• [VOTRE TÂCHE]
Dans le texte sur la caille des blés, condensez sous forme de liste le paragraphe qui commence par « Vers la mi février » en gardant ses faits principaux.

• [BLOC DE TEXTE]
——————————

Caille des blés, cet oiseau passionnant

Plus petit galliforme d’Europe, la caille des blés est, pour le chasseur de plaine, un gibier passionnant. La chasse de la caille des blés, c’est un peu la pré-rentrée pour les passionnés. Elle offre les premières sorties avec son chien d’arrêt et permet, après de longues heures de recherche, une chasse exceptionnelle.

Un gallinacé de caractère

La caille des blés appartient à l’ordre des galliformes. Espèce migratrice, c’est le plus petit gallinacé d’Europe. Son corps est massif, rond lui offrant une puissance atypique à l’envol. La caille des blés possède un plumage brun rayé de noir et de jaune-crème. La gorge elle est blanchâtre entourée d’une bande sombre. Sa tête est rayée de trois bandes brunes, la queue est elle, très courte ce qui lui offre une silhouette massive. Les données biométriques de la caille des blés sont dans les limites suivantes :

  • Aile: 100-119 mm,
  • Queue: 32-43 mm,
  • Bec: 11-13 mm,
  • Longueur: 160-190 mm,
  • Envergure: 330-360 mm,
  • Poids: 60-155 g.

Chez nous, l’espèce vit principalement en plaine, sur les terrains plats. En revanche, il n’est pas rare de la croiser dans certaines vallées des Alpes aux alentours de 1 800 mètres d’altitude. Cependant, l’espèce possède un penchant pour les prairies, les champs de céréales, étendues de luzerne, etc…

La migration

Vers la mi février, les cailles entreprennent par étape leur migration retour à partir des différents sites d’hivernage africains (Sahel) et rejoignent les hivernants des pays d’Afrique du nord, d’Espagne et du Portugal. Dès le mois de mars, les premières cailles franchissent les Pyrénées.

——————————

• [INFORMATIONS EXTRAITES]
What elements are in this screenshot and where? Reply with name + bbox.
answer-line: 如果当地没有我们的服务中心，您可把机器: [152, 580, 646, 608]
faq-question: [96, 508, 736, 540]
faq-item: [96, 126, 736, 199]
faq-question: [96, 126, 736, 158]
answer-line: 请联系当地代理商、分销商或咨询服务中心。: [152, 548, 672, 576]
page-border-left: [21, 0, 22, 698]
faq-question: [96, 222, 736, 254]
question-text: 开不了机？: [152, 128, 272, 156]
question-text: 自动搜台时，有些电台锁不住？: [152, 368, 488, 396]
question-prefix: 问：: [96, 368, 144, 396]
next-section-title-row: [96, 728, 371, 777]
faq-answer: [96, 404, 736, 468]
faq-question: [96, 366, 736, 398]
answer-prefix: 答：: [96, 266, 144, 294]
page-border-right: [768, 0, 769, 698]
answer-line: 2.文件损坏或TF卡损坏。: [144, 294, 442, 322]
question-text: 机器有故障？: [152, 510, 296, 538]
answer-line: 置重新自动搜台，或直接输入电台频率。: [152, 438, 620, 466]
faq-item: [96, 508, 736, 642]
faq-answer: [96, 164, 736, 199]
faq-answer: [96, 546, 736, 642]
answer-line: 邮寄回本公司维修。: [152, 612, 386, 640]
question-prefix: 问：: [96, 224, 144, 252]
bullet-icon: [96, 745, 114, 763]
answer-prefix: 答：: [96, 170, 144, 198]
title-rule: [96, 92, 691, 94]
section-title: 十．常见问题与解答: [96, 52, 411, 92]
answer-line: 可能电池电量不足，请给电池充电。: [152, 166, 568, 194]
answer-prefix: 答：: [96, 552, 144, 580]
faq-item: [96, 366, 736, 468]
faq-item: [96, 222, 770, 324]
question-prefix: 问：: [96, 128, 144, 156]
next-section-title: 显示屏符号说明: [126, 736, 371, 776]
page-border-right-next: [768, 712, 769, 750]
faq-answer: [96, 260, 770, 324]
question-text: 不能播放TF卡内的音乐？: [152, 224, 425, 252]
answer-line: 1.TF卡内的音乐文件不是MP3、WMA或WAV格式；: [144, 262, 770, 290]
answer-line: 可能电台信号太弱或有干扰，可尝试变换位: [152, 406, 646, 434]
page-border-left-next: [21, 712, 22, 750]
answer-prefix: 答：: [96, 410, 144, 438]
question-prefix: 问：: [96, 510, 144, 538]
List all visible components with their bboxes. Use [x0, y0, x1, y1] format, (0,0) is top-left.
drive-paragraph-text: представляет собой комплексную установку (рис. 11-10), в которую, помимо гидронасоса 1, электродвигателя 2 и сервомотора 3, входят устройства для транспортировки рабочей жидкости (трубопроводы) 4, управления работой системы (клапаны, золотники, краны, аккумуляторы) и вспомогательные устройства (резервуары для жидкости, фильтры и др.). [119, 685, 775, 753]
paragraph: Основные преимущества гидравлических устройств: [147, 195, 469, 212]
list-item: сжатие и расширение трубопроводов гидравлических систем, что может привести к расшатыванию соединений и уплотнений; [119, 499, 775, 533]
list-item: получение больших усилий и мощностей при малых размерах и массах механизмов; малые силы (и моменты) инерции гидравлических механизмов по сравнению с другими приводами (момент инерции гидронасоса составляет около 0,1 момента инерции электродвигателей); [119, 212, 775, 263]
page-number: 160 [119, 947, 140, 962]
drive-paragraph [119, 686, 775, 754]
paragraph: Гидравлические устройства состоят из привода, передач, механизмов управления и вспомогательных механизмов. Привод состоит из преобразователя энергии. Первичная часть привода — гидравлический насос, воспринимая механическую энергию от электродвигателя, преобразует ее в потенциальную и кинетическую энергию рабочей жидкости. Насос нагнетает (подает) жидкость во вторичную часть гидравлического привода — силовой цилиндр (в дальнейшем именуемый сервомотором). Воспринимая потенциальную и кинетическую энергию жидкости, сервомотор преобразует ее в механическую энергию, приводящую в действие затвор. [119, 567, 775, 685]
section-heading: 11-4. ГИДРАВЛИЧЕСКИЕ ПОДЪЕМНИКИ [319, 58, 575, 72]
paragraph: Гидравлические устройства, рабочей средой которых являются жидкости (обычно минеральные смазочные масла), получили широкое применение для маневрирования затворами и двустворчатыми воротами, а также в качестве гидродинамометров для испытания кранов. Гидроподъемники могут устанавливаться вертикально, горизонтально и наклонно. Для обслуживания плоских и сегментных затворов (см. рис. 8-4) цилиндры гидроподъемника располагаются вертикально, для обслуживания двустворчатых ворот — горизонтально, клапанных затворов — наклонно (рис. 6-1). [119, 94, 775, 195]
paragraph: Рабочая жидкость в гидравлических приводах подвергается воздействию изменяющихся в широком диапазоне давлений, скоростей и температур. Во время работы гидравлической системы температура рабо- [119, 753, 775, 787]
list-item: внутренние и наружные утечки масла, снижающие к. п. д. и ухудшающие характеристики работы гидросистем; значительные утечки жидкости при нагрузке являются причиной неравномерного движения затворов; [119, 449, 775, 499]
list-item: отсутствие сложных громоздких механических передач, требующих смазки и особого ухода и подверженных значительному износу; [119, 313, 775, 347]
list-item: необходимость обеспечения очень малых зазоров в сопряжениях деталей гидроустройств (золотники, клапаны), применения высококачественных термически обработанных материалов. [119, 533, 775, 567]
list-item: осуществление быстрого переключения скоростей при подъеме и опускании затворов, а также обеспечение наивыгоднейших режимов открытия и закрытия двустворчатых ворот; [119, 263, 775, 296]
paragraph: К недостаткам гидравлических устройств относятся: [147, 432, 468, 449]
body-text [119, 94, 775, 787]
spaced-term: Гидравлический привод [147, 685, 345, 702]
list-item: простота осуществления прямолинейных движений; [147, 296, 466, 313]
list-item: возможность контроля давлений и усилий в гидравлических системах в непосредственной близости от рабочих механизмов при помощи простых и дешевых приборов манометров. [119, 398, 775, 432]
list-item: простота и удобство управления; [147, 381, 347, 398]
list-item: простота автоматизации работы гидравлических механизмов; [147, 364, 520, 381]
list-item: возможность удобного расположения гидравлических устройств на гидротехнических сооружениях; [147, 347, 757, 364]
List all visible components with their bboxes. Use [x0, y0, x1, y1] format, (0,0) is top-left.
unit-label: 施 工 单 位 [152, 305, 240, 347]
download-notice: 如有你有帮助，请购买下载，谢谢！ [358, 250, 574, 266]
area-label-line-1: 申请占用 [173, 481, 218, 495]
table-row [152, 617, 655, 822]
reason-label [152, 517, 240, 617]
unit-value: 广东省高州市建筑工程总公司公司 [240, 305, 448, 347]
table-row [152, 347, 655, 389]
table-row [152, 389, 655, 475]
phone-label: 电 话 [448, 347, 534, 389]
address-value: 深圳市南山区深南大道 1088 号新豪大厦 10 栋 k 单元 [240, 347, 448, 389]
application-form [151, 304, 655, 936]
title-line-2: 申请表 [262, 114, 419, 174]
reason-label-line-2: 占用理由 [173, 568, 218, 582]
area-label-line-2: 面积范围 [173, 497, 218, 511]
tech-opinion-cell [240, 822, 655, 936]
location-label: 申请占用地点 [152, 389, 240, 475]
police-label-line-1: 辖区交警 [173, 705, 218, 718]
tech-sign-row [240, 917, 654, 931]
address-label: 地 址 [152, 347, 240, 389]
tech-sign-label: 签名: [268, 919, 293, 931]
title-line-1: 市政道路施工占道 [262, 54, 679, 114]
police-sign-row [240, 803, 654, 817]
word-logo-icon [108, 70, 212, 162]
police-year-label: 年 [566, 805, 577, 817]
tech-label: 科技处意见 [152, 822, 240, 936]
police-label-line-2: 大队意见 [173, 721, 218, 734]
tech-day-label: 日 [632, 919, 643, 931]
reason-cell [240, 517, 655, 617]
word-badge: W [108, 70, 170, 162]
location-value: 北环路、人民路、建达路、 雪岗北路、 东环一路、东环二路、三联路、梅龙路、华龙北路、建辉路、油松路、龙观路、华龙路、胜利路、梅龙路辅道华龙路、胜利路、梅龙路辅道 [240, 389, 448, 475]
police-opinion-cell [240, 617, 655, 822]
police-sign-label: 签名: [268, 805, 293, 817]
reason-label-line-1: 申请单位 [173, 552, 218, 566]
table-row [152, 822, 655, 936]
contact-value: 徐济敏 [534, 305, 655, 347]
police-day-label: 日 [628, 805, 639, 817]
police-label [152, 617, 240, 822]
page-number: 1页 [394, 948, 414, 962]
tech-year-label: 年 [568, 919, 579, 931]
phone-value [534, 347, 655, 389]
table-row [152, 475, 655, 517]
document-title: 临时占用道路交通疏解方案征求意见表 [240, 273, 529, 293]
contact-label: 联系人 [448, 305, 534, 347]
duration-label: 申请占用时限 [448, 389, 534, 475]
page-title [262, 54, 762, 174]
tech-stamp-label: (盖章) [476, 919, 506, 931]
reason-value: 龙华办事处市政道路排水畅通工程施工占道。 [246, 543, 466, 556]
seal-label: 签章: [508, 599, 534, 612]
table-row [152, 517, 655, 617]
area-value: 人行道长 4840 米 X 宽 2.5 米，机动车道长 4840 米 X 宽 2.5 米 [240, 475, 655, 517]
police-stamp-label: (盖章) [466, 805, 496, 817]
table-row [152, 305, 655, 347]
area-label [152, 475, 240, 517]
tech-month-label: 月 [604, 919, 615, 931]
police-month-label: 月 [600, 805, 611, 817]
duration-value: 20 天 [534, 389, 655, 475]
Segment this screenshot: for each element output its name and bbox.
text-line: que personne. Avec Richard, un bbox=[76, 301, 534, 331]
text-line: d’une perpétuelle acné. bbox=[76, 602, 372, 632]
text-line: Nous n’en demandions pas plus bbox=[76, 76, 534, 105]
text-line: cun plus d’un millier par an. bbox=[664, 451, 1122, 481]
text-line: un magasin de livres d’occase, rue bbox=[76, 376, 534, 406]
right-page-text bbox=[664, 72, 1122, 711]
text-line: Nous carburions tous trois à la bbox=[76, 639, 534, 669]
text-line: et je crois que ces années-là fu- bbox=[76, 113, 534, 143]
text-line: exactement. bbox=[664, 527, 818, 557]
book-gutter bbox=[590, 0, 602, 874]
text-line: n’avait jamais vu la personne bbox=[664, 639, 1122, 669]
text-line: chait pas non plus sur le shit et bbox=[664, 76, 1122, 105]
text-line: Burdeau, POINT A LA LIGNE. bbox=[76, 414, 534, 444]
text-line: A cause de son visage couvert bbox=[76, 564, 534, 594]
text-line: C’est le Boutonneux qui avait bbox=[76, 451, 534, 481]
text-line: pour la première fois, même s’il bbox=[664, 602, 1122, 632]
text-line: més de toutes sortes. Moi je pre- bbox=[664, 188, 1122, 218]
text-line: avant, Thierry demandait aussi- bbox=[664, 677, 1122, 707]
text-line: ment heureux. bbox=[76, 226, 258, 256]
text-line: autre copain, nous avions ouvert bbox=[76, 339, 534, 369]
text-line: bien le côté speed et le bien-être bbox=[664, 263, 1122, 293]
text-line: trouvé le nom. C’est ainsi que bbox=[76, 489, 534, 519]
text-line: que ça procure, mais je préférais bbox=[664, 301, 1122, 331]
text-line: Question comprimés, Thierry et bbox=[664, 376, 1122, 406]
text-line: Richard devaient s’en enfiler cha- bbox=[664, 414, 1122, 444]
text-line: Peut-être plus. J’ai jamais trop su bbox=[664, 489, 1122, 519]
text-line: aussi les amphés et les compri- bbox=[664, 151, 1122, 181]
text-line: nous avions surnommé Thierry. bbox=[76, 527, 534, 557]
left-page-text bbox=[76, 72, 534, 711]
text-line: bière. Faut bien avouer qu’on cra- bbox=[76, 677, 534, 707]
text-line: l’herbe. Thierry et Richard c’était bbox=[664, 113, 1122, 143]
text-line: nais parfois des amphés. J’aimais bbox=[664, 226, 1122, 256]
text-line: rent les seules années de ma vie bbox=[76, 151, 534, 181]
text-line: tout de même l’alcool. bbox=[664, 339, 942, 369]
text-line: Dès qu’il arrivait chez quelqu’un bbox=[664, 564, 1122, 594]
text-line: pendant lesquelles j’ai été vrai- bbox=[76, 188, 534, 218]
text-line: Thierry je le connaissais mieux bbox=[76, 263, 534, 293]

——————————

• [CORRIGÉ]
- Vers la mi-février, les cailles commencent par étapes leur migration retour depuis leurs sites d'hivernage africains (Sahel).
- Elles rejoignent les hivernants d'Afrique du Nord, d'Espagne et du Portugal.
- Dès le mois de mars, les premières cailles franchissent les Pyrénées.